>> START ENTRIES SHOWN
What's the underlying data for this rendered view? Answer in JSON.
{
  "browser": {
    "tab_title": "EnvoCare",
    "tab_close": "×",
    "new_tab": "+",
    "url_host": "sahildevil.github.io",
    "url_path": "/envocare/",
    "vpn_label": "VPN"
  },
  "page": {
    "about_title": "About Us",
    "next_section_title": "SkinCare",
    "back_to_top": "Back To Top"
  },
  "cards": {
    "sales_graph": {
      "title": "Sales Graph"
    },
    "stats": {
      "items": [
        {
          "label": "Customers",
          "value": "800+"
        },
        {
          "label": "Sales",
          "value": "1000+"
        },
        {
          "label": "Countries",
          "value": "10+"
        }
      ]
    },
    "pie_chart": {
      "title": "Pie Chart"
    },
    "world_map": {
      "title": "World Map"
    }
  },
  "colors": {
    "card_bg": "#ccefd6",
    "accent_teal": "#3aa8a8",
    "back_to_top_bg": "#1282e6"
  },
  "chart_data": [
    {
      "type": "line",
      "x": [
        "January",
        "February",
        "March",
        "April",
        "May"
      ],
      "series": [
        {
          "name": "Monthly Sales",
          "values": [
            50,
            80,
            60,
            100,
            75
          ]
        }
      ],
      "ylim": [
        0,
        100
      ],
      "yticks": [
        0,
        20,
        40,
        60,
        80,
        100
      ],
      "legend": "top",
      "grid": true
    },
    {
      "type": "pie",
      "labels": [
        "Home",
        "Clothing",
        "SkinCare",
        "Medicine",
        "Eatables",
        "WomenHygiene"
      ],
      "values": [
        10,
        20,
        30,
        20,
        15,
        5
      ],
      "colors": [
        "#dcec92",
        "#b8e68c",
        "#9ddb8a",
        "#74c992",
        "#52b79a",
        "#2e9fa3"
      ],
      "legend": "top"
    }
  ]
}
>> END ENTRIES SHOWN
>> START ENTRIES SHOWN
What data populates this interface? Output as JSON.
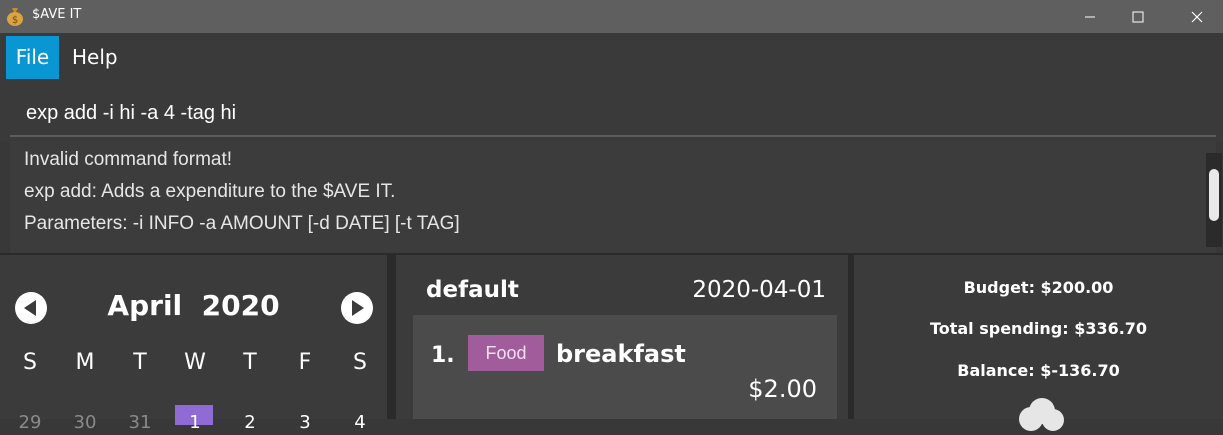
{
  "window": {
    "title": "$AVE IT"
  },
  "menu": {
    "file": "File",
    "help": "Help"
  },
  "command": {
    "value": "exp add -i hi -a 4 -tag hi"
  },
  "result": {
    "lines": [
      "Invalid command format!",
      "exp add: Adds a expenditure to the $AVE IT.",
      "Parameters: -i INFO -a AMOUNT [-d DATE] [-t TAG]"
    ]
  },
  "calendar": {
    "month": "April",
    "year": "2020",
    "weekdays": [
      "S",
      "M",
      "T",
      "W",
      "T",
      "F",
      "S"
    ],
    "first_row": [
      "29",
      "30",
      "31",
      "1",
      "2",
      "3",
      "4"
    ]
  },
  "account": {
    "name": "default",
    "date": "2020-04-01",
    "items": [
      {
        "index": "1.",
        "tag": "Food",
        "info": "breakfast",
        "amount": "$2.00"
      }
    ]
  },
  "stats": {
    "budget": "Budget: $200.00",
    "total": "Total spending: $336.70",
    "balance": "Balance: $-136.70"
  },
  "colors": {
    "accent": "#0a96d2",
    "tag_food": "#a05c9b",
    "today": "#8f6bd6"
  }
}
>> END ENTRIES SHOWN
• WHAT YOU WILL DO
Looking at the data above, how many lines hold the word "SkinCare"? Respond with the number alone.

• WORKED ANSWER
2